DIRECTIONS FOR THIS TASK: Look through the data below and return each line where "Concentration" appears.

§ §

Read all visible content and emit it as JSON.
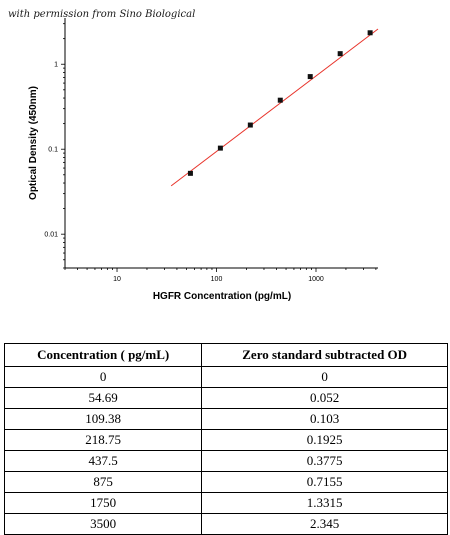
{
  "permission_text": "with permission from Sino Biological",
  "chart_data": {
    "type": "scatter",
    "xlabel": "HGFR Concentration (pg/mL)",
    "ylabel": "Optical Density (450nm)",
    "xscale": "log",
    "yscale": "log",
    "xlim": [
      3,
      4200
    ],
    "ylim": [
      0.004,
      3.5
    ],
    "xticks": [
      10,
      100,
      1000
    ],
    "xtick_labels": [
      "10",
      "100",
      "1000"
    ],
    "yticks": [
      0.01,
      0.1,
      1
    ],
    "ytick_labels": [
      "0.01",
      "0.1",
      "1"
    ],
    "grid": false,
    "points": [
      {
        "x": 54.69,
        "y": 0.052
      },
      {
        "x": 109.38,
        "y": 0.103
      },
      {
        "x": 218.75,
        "y": 0.1925
      },
      {
        "x": 437.5,
        "y": 0.3775
      },
      {
        "x": 875,
        "y": 0.7155
      },
      {
        "x": 1750,
        "y": 1.3315
      },
      {
        "x": 3500,
        "y": 2.345
      }
    ],
    "fit_line": {
      "x": [
        35,
        4200
      ],
      "y": [
        0.037,
        2.6
      ]
    },
    "marker_color": "#111111",
    "line_color": "#e8332a"
  },
  "table": {
    "headers": [
      "Concentration ( pg/mL)",
      "Zero standard subtracted OD"
    ],
    "rows": [
      [
        "0",
        "0"
      ],
      [
        "54.69",
        "0.052"
      ],
      [
        "109.38",
        "0.103"
      ],
      [
        "218.75",
        "0.1925"
      ],
      [
        "437.5",
        "0.3775"
      ],
      [
        "875",
        "0.7155"
      ],
      [
        "1750",
        "1.3315"
      ],
      [
        "3500",
        "2.345"
      ]
    ]
  }
}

§ §

TASK ANSWER:
    "xlabel": "HGFR Concentration (pg/mL)",
      "Concentration ( pg/mL)",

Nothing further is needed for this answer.